__Yang Diminta__.
Sambung tulisan di bawah ini, yang mengkritik disertasi zina Abdul Azis, mulai setelah kalimat terakhirnya.
===== Teks Bacaan =====
SYARIAH

Mengkritisi Disertasi Zina Abdul Azis

Mengingat zina sangat berbahaya bagi masyarakat dan umat, maka Islam tidak hanya mengharamkannya, namun juga menganggap zina sebagai suatu jarimah (kriminal) dan jinayat (pidana) yang patut diberi sanksi yang tegas. Pelakunya dapat dikriminalkan atau dipidanakan karena telah melakukan pelanggaran terhadap nasab/keturunan yang merupakan salah satu dari adh-dharuuriyyat al-khams yang dijaga dan dilindungi oleh Islam.

Oleh karena itu, Islam mensyariatkan hukuman zina yaitu rajam (dilempari dengan batu sampai mati) bagi orang muhshan (yang menikah) dan cambuk 100 kali bagi orang ghair muhshan (yang belum menikah). Tujuannya, untuk menjaga keturunan dan nasab, memberi pelajaran bagi pelakunya agar tidak mengulanginya, mencegah orang lain dari zina, menjaga kehidupan rumah tangga, mencegah penyakit berbahaya dan menular, menjaga masyarakat dari bahaya zina, dan sebagainya. Inilah maqashid asy-syari’ah dalam hukuman zina tersebut.

Metodologi Bermasalah dan tidak Ilmiah

Secara metodologi, disertasi ini juga bermasalah. Disertasi ini menggunakan pendekatan Hermeneutika. Metodologi ini dipakai untuk menafsirkan Bible yang merupakan produk manusia yang disesuaikan dengan konteks tempat dan zaman. Metodologi ini sangat berbahaya jika digunakan untuk menafsirkan Alquran, karena bisa mengubah ajaran Islam yang qath’i dan tsabit (permanen) yang tidak memerlukan ijtihad atau penafsiran baru.

Dalam kajian Hermeneutika, Alquran tidak boleh dipahami secara tekstual, namun harus secara kontekstual. Maknanya, Alquran harus disesuaikan dengan konteks zaman dan tempat saat ini. Akibatnya, kebenaran Alquran menjadi relatif. Selain itu, ajaran Islam yang qath’i harus diubah dan ditafsir dengan makna lain, karena dianggap tidak sesuai dengan konteks zaman ini. Ini sama saja menuduh Alquran tidak cocok untuk diterapkan untuk setiap zaman dan tempat. Akibatnya, Alquran tidak bisa dijadikan sebagai sumber hukum atau petunjuk untuk setiap zaman dan tempat. Inilah bahaya Hermeneutika dalam memahami dan menafsirkan Alquran.
===== Informasi yang Diberikan =====
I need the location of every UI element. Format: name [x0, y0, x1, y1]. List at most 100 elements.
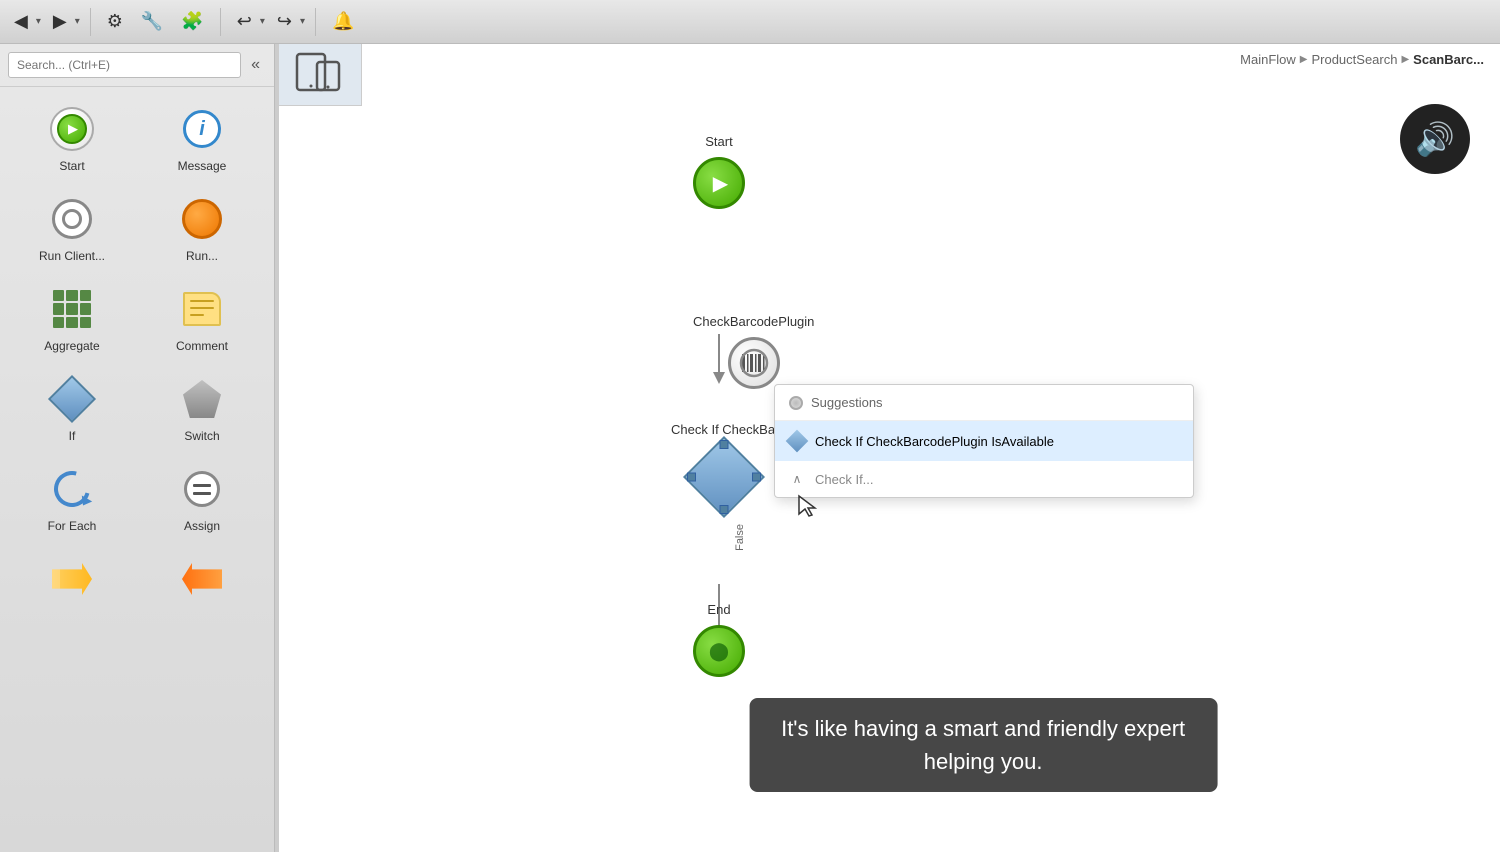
breadcrumb: MainFlow ▶ ProductSearch ▶ ScanBarc...	[1224, 44, 1500, 75]
puzzle-button[interactable]: 🧩	[175, 7, 209, 36]
run-label: Run...	[186, 249, 218, 263]
suggestion-item-1-text: Check If CheckBarcodePlugin IsAvailable	[815, 434, 1054, 449]
settings-button[interactable]: ⚙	[101, 7, 129, 36]
handle-right[interactable]	[752, 473, 761, 482]
flow-start-node[interactable]: Start	[693, 134, 745, 209]
redo-group: ↪ ▾	[271, 7, 305, 36]
assign-icon	[178, 465, 226, 513]
back-dropdown-arrow[interactable]: ▾	[36, 16, 41, 27]
divider-1	[90, 8, 91, 36]
back-button[interactable]: ◀	[8, 7, 34, 36]
tool-grid: ▶ Start i Message	[0, 87, 274, 627]
breadcrumb-mainflow[interactable]: MainFlow	[1240, 52, 1296, 67]
suggestion-panel: Suggestions Check If CheckBarcodePlugin …	[774, 384, 1194, 498]
suggestion-item-2[interactable]: ∧ Check If...	[775, 461, 1193, 497]
end-node-label: End	[707, 602, 730, 617]
for-each-icon	[48, 465, 96, 513]
suggestion-item-1-icon	[786, 430, 809, 453]
search-input[interactable]	[8, 52, 241, 78]
suggestion-header: Suggestions	[775, 385, 1193, 421]
tool-arrow-left[interactable]	[138, 545, 266, 619]
breadcrumb-productsearch[interactable]: ProductSearch	[1311, 52, 1397, 67]
device-tab[interactable]	[279, 44, 362, 106]
divider-3	[315, 8, 316, 36]
wrench-button[interactable]: 🔧	[135, 7, 169, 36]
caption-text-2: helping you.	[924, 749, 1043, 774]
canvas-area: MainFlow ▶ ProductSearch ▶ ScanBarc... S…	[279, 44, 1500, 852]
false-label: False	[734, 524, 746, 556]
start-node-label: Start	[705, 134, 732, 149]
if-label: If	[69, 429, 76, 443]
caption-text: It's like having a smart and friendly ex…	[781, 716, 1185, 741]
suggestion-header-text: Suggestions	[811, 395, 883, 410]
redo-button[interactable]: ↪	[271, 7, 298, 36]
barcode-circle[interactable]	[728, 337, 780, 389]
forward-button[interactable]: ▶	[47, 7, 73, 36]
undo-group: ↩ ▾	[231, 7, 265, 36]
start-circle[interactable]	[693, 157, 745, 209]
handle-left[interactable]	[687, 473, 696, 482]
suggestion-radio-icon	[789, 396, 803, 410]
divider-2	[220, 8, 221, 36]
collapse-button[interactable]: «	[245, 54, 266, 76]
suggestion-item-2-text: Check If...	[815, 472, 874, 487]
for-each-label: For Each	[48, 519, 97, 533]
toolbar: ◀ ▾ ▶ ▾ ⚙ 🔧 🧩 ↩ ▾ ↪ ▾ 🔔	[0, 0, 1500, 44]
undo-dropdown-arrow[interactable]: ▾	[260, 16, 265, 27]
breadcrumb-sep-2: ▶	[1401, 54, 1409, 65]
tool-start[interactable]: ▶ Start	[8, 95, 136, 183]
forward-dropdown-arrow[interactable]: ▾	[75, 16, 80, 27]
left-panel: « ▶ Start i Message	[0, 44, 275, 852]
tool-arrow-right[interactable]	[8, 545, 136, 619]
flow-diamond-node[interactable]: Check If CheckBarc...	[691, 444, 757, 510]
equals-bar-1	[193, 484, 211, 487]
tool-message[interactable]: i Message	[138, 95, 266, 183]
if-icon	[48, 375, 96, 423]
video-caption: It's like having a smart and friendly ex…	[749, 698, 1217, 792]
barcode-node-label: CheckBarcodePlugin	[693, 314, 814, 329]
arrow-left-icon	[178, 555, 226, 603]
start-icon: ▶	[48, 105, 96, 153]
handle-top[interactable]	[720, 440, 729, 449]
redo-dropdown-arrow[interactable]: ▾	[300, 16, 305, 27]
back-group: ◀ ▾	[8, 7, 41, 36]
flow-barcode-node[interactable]: CheckBarcodePlugin	[693, 314, 814, 389]
breadcrumb-current: ScanBarc...	[1413, 52, 1484, 67]
tool-run[interactable]: Run...	[138, 185, 266, 273]
notifications-button[interactable]: 🔔	[326, 7, 360, 36]
aggregate-icon	[48, 285, 96, 333]
tool-if[interactable]: If	[8, 365, 136, 453]
grid-shape	[53, 290, 91, 328]
tool-for-each[interactable]: For Each	[8, 455, 136, 543]
handle-bottom[interactable]	[720, 505, 729, 514]
tool-aggregate[interactable]: Aggregate	[8, 275, 136, 363]
suggestion-item-1[interactable]: Check If CheckBarcodePlugin IsAvailable	[775, 421, 1193, 461]
run-icon	[178, 195, 226, 243]
sound-icon: 🔊	[1415, 120, 1455, 158]
breadcrumb-sep-1: ▶	[1300, 54, 1308, 65]
forward-group: ▶ ▾	[47, 7, 80, 36]
message-icon: i	[178, 105, 226, 153]
tool-assign[interactable]: Assign	[138, 455, 266, 543]
comment-label: Comment	[176, 339, 228, 353]
arrow-right-icon	[48, 555, 96, 603]
run-client-label: Run Client...	[39, 249, 105, 263]
aggregate-label: Aggregate	[44, 339, 99, 353]
switch-icon	[178, 375, 226, 423]
end-circle[interactable]	[693, 625, 745, 677]
tool-comment[interactable]: Comment	[138, 275, 266, 363]
barcode-svg-icon	[737, 346, 771, 380]
sound-button[interactable]: 🔊	[1400, 104, 1470, 174]
tool-run-client[interactable]: Run Client...	[8, 185, 136, 273]
message-label: Message	[178, 159, 227, 173]
flow-end-node[interactable]: End	[693, 602, 745, 677]
info-shape: i	[183, 110, 221, 148]
suggestion-item-2-icon: ∧	[789, 471, 805, 487]
main-layout: « ▶ Start i Message	[0, 44, 1500, 852]
undo-button[interactable]: ↩	[231, 7, 258, 36]
assign-label: Assign	[184, 519, 220, 533]
switch-label: Switch	[184, 429, 219, 443]
tool-switch[interactable]: Switch	[138, 365, 266, 453]
start-label: Start	[59, 159, 84, 173]
equals-bar-2	[193, 492, 211, 495]
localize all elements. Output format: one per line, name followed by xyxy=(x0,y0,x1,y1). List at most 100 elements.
=====
__Jawaban di bawah__.
Metode Hermeneutika dibuat karena banyak informasi yang tidak lengkap tentang teks Bibel, mulai dari ketiadaan teks asli, ketidakjelasan sejarah penulisan, ketidakjelasan latar belakang sejarah teks (asbabun nuzul) dan seterusnya. Jadi, metode Hermeneutika merupakan ilmu untuk meraba-raba informasi yang masih belum jelas dalam Bibel. Maka cocok untuk digunakan untuk menafsirkan Bibel.

Dalam khazanah keislaman, hal itu tidak terjadi karena segala informasi yang diperlukan untuk memahami teks Alquran sudah sangat lengkap. Mulai dari bahasa yang mudah dipahami oleh bangsa Arab, kejelasan sanad dan biografi para perawi, kekayaan karya ilmiah para ulama dalam menafsirkan Alquran dan sebagainya. Jika ada orang-orang orientalis atau pengikut mereka yang menganggap ilmu-ilmu alat yang telah diletakkan para ulama masih belum cukup, itu disebabkan minimnya ilmu mereka. Siapapun yang mempelajari ilmu tafsir dengan benar dan lengkap pasti dengan mudah akan memahami Alquran.

Bila ada yang mengajak umat Islam utk memakai metode Hermeneutika untuk menafsirkan Alquran padahal umat Islam tidak mengalami kebingungan seperti yang dialami kaum Nasrani, ibaratnya seperti orang yang bisa melihat diajak untuk ikut seperti orang buta. Maka Hermeneutika tidak cocok dipakai untuk menafsirkan Alquran.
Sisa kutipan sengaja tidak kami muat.